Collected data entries
┌────────

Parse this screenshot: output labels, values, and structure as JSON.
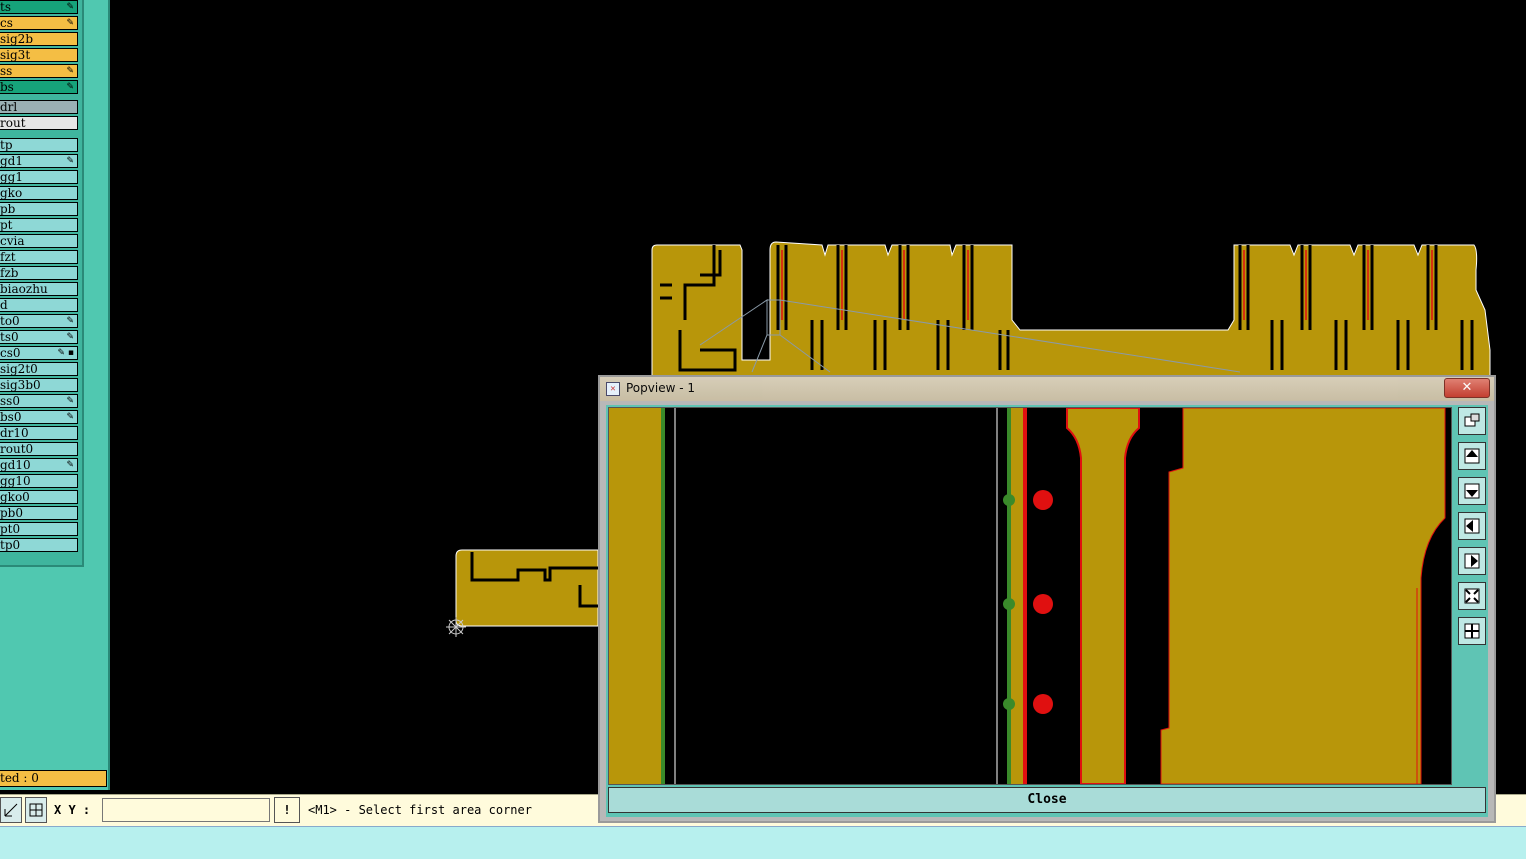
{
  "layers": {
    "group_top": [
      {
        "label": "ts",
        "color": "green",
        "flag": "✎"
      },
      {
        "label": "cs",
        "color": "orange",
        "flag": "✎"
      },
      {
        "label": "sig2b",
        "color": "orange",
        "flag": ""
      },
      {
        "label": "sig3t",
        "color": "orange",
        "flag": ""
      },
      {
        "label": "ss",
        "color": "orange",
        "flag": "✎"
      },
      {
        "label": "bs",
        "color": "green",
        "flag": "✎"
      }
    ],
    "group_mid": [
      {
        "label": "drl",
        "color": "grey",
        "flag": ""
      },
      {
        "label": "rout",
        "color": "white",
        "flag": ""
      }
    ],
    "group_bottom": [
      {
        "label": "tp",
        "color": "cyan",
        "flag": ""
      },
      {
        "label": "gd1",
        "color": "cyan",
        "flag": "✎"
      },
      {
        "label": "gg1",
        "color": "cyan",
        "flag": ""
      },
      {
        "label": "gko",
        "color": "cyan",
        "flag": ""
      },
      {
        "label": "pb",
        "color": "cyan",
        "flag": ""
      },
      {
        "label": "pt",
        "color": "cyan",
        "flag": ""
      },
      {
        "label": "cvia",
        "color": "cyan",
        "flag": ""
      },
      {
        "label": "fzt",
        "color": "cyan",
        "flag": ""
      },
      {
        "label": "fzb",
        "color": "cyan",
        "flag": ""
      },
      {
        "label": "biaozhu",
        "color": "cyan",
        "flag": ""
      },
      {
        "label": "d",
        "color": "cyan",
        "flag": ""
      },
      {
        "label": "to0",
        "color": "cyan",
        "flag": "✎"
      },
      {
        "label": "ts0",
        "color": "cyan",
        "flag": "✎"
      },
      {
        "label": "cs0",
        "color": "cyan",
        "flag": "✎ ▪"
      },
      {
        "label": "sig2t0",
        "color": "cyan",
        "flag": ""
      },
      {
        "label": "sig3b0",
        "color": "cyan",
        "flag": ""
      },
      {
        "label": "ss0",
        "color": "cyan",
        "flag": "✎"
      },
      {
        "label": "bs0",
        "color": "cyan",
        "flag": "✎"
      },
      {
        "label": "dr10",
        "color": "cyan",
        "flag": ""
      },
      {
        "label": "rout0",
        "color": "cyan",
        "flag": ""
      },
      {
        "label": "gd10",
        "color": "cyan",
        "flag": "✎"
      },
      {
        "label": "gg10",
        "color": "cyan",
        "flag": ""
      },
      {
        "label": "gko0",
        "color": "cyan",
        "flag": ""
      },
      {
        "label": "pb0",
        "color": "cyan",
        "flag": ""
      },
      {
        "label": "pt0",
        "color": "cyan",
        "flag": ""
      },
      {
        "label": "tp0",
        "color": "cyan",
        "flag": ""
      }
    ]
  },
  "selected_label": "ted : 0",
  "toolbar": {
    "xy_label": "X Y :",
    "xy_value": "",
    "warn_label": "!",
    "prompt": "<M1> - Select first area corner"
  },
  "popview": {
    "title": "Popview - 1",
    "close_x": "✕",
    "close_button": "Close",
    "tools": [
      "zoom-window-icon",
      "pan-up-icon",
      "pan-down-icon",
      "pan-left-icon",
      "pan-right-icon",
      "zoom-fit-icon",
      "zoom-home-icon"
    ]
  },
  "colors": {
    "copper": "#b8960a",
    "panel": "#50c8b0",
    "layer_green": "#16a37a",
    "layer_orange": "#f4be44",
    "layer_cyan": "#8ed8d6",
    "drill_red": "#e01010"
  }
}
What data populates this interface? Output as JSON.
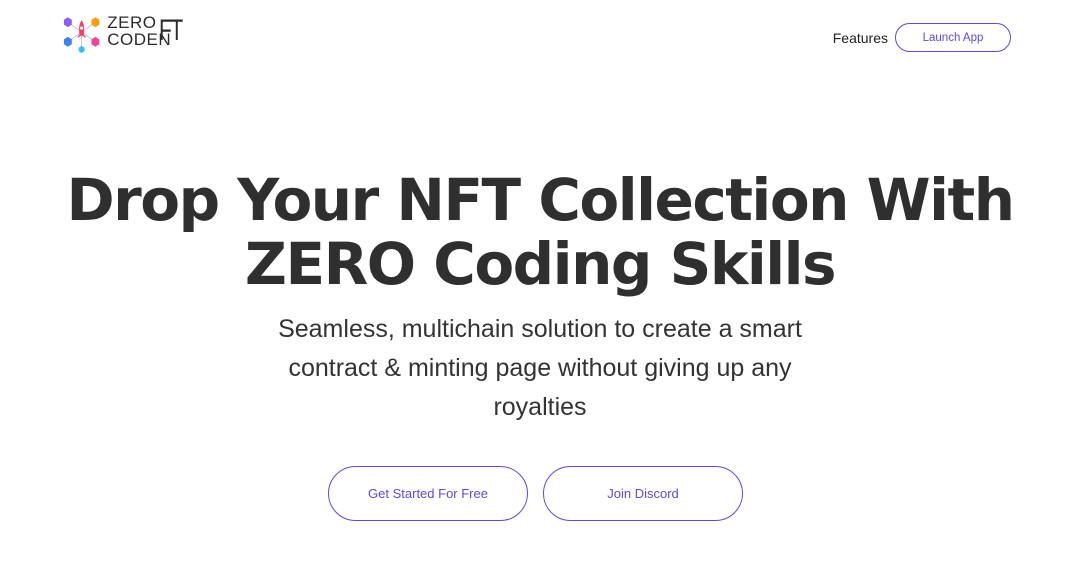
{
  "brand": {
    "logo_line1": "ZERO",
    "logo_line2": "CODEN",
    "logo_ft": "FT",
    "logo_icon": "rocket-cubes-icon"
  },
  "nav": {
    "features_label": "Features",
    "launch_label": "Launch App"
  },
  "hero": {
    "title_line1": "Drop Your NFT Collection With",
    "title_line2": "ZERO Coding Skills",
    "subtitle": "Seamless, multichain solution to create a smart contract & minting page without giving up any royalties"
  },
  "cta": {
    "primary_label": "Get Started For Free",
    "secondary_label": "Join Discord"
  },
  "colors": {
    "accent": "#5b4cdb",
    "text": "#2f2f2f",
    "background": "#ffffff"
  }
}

└────────
┌────────

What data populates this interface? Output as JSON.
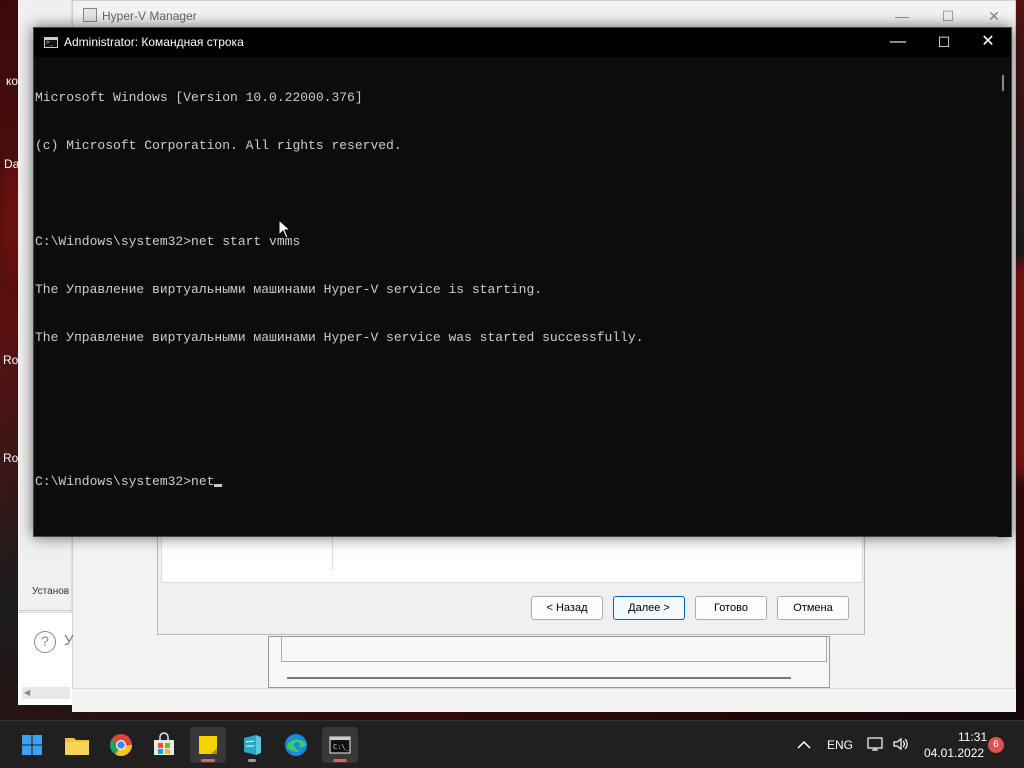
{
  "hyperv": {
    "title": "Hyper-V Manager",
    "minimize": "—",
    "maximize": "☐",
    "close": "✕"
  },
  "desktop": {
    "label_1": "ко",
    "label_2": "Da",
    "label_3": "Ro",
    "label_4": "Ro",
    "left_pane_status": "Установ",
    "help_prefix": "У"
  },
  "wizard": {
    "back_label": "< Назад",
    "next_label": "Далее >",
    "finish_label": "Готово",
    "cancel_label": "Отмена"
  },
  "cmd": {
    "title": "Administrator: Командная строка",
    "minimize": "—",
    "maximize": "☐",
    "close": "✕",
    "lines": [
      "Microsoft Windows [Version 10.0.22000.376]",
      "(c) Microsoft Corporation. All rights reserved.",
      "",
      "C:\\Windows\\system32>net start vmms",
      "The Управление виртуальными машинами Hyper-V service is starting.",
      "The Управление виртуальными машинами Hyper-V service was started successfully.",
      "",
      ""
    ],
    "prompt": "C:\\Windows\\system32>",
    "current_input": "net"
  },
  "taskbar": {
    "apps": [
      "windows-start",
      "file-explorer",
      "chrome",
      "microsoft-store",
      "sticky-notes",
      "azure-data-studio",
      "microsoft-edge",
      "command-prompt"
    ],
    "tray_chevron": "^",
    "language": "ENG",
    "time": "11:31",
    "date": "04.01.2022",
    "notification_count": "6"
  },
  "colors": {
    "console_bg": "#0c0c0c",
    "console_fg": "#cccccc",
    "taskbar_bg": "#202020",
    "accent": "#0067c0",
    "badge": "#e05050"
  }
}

└────────
┌────────

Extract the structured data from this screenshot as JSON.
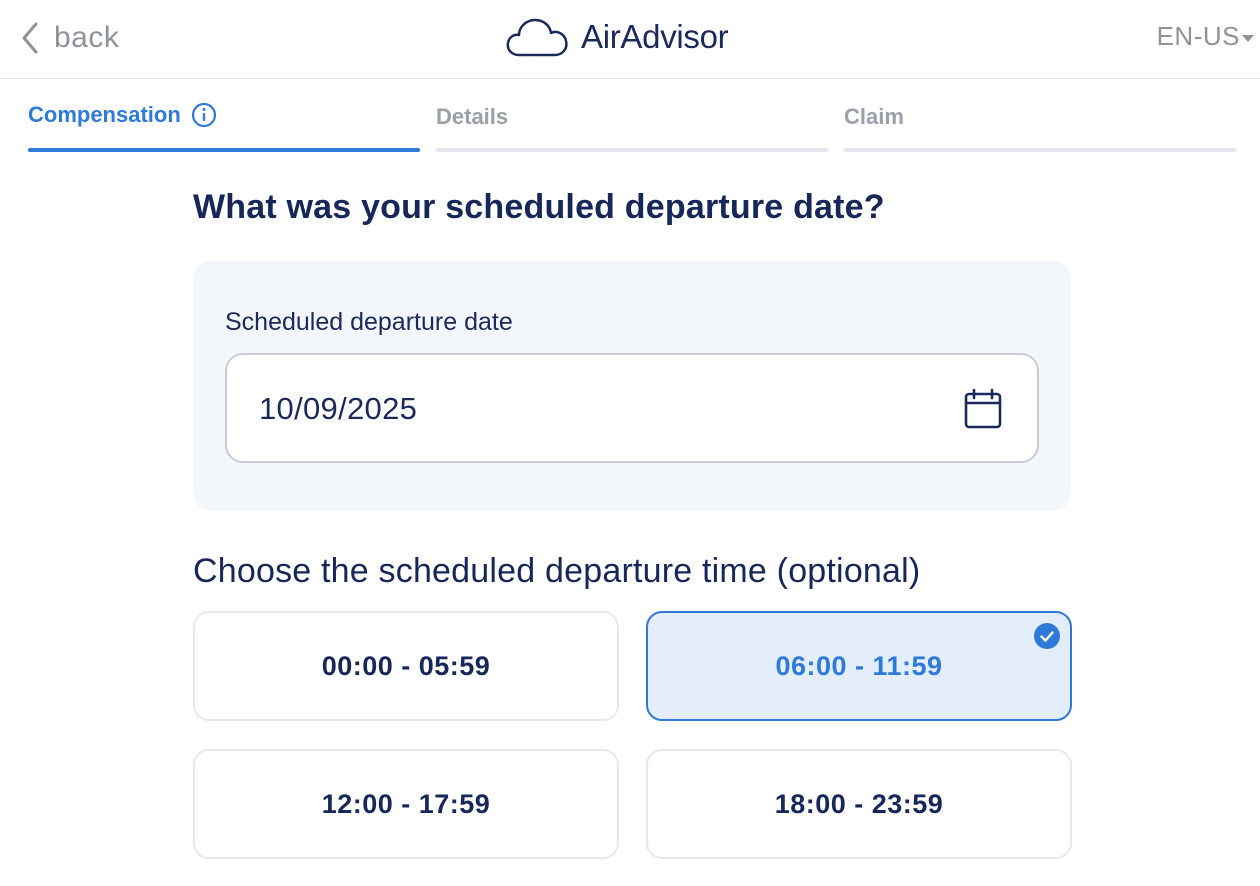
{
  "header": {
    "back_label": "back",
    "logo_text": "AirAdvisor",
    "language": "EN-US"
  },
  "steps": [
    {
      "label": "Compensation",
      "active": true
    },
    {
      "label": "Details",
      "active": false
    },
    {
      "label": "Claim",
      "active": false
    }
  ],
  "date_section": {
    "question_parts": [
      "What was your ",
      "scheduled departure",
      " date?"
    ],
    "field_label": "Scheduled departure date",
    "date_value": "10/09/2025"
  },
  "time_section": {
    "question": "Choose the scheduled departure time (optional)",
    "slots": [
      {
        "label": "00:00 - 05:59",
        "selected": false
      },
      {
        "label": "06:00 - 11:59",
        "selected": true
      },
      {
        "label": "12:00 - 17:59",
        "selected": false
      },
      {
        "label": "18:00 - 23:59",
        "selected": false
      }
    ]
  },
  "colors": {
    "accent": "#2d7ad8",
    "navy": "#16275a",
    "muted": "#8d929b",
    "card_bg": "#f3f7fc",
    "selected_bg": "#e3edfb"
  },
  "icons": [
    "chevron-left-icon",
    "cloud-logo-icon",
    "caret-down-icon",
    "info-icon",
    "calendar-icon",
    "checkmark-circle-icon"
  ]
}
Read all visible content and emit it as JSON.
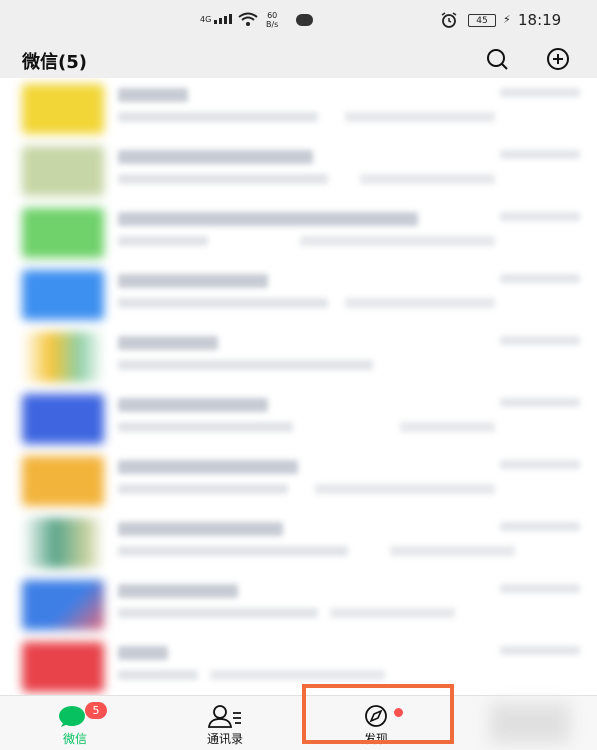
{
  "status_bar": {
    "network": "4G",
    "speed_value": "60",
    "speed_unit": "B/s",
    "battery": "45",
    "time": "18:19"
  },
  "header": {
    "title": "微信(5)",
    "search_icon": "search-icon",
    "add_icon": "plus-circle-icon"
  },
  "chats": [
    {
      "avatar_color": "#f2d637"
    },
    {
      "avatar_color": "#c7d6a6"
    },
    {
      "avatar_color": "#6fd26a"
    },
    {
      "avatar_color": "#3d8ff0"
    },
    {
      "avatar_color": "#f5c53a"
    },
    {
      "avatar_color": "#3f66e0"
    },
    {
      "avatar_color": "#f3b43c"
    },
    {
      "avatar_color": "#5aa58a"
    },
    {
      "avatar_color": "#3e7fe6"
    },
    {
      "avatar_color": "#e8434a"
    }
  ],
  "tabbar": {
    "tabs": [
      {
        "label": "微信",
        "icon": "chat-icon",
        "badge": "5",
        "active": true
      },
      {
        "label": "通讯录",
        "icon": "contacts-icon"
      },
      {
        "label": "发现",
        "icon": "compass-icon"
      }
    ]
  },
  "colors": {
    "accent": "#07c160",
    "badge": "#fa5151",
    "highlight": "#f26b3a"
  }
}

└────────

:: AIM OF THE EXERCISE ::
Pull out all lines containing the word "screenshot" from the entries above.

:: OUTPUT FOR THIS TASK ::
Parse this screenshot: output labels, values, and structure as JSON.
Extract the structured data from this screenshot as JSON.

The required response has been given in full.